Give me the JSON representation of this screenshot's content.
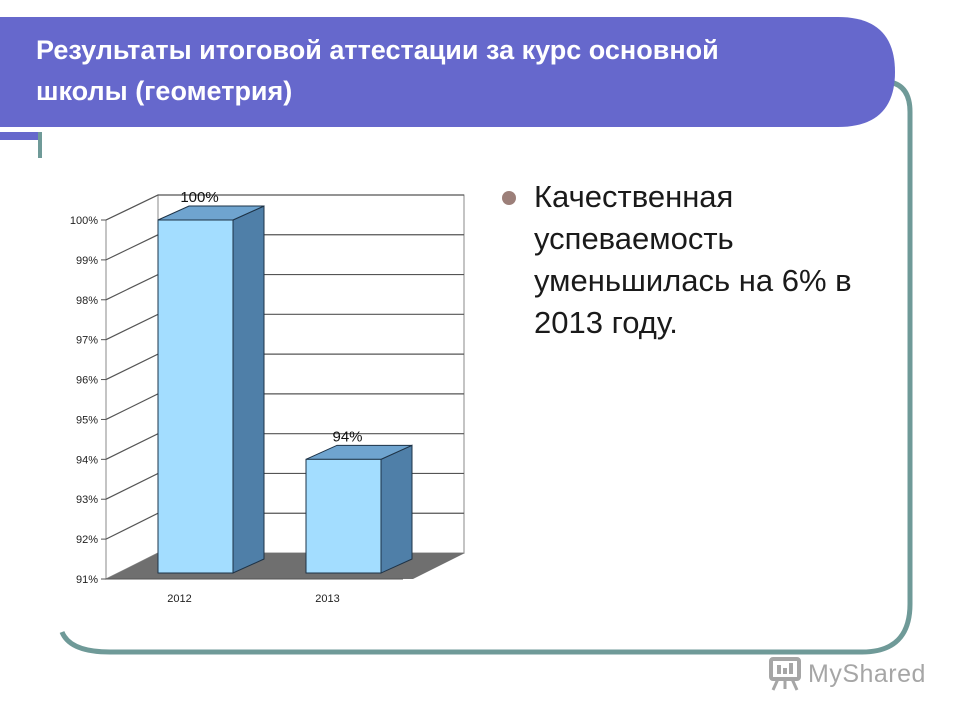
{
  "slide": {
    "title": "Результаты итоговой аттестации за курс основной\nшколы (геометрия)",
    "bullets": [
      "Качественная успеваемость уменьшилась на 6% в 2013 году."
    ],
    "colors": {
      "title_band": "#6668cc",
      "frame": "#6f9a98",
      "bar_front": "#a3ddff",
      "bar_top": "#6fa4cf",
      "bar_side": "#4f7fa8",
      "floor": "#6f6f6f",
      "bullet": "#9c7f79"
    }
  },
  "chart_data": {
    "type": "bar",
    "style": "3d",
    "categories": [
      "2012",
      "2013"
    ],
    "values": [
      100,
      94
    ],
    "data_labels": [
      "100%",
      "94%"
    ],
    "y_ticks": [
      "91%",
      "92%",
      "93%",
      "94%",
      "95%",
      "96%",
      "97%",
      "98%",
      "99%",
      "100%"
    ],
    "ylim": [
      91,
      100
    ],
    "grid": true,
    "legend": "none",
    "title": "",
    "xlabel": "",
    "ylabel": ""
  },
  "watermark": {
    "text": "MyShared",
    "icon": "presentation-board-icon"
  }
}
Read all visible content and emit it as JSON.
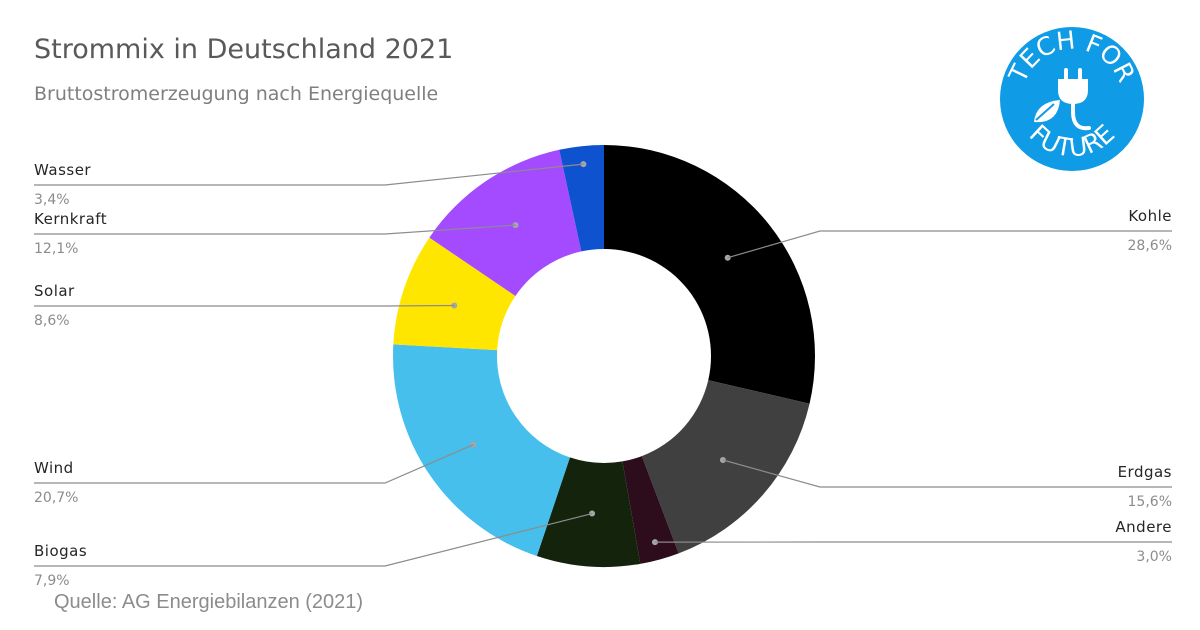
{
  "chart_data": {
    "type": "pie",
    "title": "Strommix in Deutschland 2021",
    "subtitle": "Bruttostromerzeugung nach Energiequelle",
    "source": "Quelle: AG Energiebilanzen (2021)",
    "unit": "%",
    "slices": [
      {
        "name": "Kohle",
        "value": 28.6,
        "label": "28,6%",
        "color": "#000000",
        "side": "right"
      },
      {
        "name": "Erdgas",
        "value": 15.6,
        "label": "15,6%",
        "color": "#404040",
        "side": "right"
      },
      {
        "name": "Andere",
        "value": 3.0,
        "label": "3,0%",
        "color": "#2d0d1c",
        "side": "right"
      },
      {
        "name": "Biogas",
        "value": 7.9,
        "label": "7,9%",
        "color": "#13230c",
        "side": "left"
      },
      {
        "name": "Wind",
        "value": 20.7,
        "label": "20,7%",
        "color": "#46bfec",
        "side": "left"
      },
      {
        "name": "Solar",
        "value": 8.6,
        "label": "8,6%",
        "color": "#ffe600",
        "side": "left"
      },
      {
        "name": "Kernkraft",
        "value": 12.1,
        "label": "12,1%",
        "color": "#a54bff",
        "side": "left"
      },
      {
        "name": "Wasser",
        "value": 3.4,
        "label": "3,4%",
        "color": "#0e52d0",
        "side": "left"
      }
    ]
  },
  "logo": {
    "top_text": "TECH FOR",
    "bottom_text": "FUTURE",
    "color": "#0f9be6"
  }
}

****

Scan the listing above and identify each line holding the string "name"; copy every such line.

        "name": "Kohle",
        "name": "Erdgas",
        "name": "Andere",
        "name": "Biogas",
        "name": "Wind",
        "name": "Solar",
        "name": "Kernkraft",
        "name": "Wasser",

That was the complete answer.